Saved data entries
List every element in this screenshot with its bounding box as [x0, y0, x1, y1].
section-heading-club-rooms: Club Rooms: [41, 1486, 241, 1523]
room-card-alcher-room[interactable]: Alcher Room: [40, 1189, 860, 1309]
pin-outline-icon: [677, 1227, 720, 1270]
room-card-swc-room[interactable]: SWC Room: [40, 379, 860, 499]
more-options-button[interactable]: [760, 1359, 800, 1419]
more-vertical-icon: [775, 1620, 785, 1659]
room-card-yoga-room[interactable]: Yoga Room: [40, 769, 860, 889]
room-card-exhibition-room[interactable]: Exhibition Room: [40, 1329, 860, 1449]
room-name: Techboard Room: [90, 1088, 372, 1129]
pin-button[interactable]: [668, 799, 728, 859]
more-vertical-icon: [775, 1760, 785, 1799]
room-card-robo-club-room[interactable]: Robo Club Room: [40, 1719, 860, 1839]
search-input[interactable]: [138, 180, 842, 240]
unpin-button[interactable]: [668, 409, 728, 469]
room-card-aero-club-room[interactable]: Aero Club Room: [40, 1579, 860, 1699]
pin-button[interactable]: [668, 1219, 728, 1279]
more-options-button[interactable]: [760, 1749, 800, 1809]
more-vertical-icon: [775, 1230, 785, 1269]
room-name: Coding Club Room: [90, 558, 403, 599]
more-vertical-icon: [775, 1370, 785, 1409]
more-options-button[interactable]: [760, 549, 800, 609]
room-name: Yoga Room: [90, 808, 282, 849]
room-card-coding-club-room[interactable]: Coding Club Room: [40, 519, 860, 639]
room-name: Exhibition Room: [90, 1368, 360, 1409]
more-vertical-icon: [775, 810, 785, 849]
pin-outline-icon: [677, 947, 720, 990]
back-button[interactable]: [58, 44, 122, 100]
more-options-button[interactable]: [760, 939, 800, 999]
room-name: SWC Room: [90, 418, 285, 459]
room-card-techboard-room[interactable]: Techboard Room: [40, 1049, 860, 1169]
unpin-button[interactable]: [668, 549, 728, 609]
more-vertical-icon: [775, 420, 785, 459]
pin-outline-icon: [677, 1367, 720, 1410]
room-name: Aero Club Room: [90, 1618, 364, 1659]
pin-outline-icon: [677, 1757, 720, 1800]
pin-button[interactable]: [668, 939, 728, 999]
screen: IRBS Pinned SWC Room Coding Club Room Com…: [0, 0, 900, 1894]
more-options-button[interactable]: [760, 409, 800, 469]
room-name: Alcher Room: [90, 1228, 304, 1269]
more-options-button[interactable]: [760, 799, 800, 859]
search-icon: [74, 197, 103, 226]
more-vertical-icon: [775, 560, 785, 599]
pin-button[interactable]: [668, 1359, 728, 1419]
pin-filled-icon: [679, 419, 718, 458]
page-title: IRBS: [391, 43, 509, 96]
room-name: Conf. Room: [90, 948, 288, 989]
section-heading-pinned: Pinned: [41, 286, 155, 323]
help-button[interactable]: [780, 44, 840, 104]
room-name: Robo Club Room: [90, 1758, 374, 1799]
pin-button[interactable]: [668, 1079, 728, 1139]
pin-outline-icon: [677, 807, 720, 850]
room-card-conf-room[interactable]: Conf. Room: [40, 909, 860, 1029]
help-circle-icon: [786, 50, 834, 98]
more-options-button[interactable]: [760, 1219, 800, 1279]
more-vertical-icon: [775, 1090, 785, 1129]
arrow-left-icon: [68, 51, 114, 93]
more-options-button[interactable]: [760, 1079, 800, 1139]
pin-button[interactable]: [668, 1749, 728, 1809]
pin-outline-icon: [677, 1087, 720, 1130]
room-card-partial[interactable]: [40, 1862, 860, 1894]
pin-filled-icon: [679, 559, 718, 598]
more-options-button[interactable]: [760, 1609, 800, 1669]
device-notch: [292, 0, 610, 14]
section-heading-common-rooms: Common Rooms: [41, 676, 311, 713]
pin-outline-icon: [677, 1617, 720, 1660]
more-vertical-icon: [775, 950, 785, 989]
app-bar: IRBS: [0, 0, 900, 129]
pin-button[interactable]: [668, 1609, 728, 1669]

== Short problem ==
Update the entries above, replacing each occurrence of "more-options-button" with "overflow-menu-button" and leaving all other text unchanged.

== Completed task ==
List every element in this screenshot with its bounding box as [x0, y0, x1, y1].
section-heading-club-rooms: Club Rooms: [41, 1486, 241, 1523]
room-card-alcher-room[interactable]: Alcher Room: [40, 1189, 860, 1309]
pin-outline-icon: [677, 1227, 720, 1270]
room-card-swc-room[interactable]: SWC Room: [40, 379, 860, 499]
overflow-menu-button[interactable]: [760, 1359, 800, 1419]
more-vertical-icon: [775, 1620, 785, 1659]
room-card-yoga-room[interactable]: Yoga Room: [40, 769, 860, 889]
room-card-exhibition-room[interactable]: Exhibition Room: [40, 1329, 860, 1449]
room-name: Techboard Room: [90, 1088, 372, 1129]
pin-button[interactable]: [668, 799, 728, 859]
more-vertical-icon: [775, 1760, 785, 1799]
room-card-robo-club-room[interactable]: Robo Club Room: [40, 1719, 860, 1839]
search-input[interactable]: [138, 180, 842, 240]
unpin-button[interactable]: [668, 409, 728, 469]
room-card-aero-club-room[interactable]: Aero Club Room: [40, 1579, 860, 1699]
pin-button[interactable]: [668, 1219, 728, 1279]
overflow-menu-button[interactable]: [760, 1749, 800, 1809]
more-vertical-icon: [775, 1230, 785, 1269]
room-name: Coding Club Room: [90, 558, 403, 599]
more-vertical-icon: [775, 1370, 785, 1409]
overflow-menu-button[interactable]: [760, 549, 800, 609]
room-name: Yoga Room: [90, 808, 282, 849]
room-card-coding-club-room[interactable]: Coding Club Room: [40, 519, 860, 639]
room-name: Exhibition Room: [90, 1368, 360, 1409]
more-vertical-icon: [775, 810, 785, 849]
pin-outline-icon: [677, 947, 720, 990]
back-button[interactable]: [58, 44, 122, 100]
overflow-menu-button[interactable]: [760, 939, 800, 999]
room-name: SWC Room: [90, 418, 285, 459]
room-card-techboard-room[interactable]: Techboard Room: [40, 1049, 860, 1169]
unpin-button[interactable]: [668, 549, 728, 609]
more-vertical-icon: [775, 420, 785, 459]
pin-outline-icon: [677, 1367, 720, 1410]
room-name: Aero Club Room: [90, 1618, 364, 1659]
pin-outline-icon: [677, 1757, 720, 1800]
pin-button[interactable]: [668, 939, 728, 999]
screen: IRBS Pinned SWC Room Coding Club Room Com…: [0, 0, 900, 1894]
overflow-menu-button[interactable]: [760, 409, 800, 469]
room-name: Alcher Room: [90, 1228, 304, 1269]
overflow-menu-button[interactable]: [760, 799, 800, 859]
search-icon: [74, 197, 103, 226]
more-vertical-icon: [775, 560, 785, 599]
pin-button[interactable]: [668, 1359, 728, 1419]
pin-filled-icon: [679, 419, 718, 458]
page-title: IRBS: [391, 43, 509, 96]
room-name: Conf. Room: [90, 948, 288, 989]
section-heading-pinned: Pinned: [41, 286, 155, 323]
help-button[interactable]: [780, 44, 840, 104]
room-name: Robo Club Room: [90, 1758, 374, 1799]
pin-button[interactable]: [668, 1079, 728, 1139]
pin-outline-icon: [677, 807, 720, 850]
room-card-conf-room[interactable]: Conf. Room: [40, 909, 860, 1029]
help-circle-icon: [786, 50, 834, 98]
overflow-menu-button[interactable]: [760, 1219, 800, 1279]
more-vertical-icon: [775, 1090, 785, 1129]
arrow-left-icon: [68, 51, 114, 93]
overflow-menu-button[interactable]: [760, 1079, 800, 1139]
pin-button[interactable]: [668, 1749, 728, 1809]
pin-outline-icon: [677, 1087, 720, 1130]
room-card-partial[interactable]: [40, 1862, 860, 1894]
pin-filled-icon: [679, 559, 718, 598]
overflow-menu-button[interactable]: [760, 1609, 800, 1669]
device-notch: [292, 0, 610, 14]
section-heading-common-rooms: Common Rooms: [41, 676, 311, 713]
pin-outline-icon: [677, 1617, 720, 1660]
more-vertical-icon: [775, 950, 785, 989]
app-bar: IRBS: [0, 0, 900, 129]
pin-button[interactable]: [668, 1609, 728, 1669]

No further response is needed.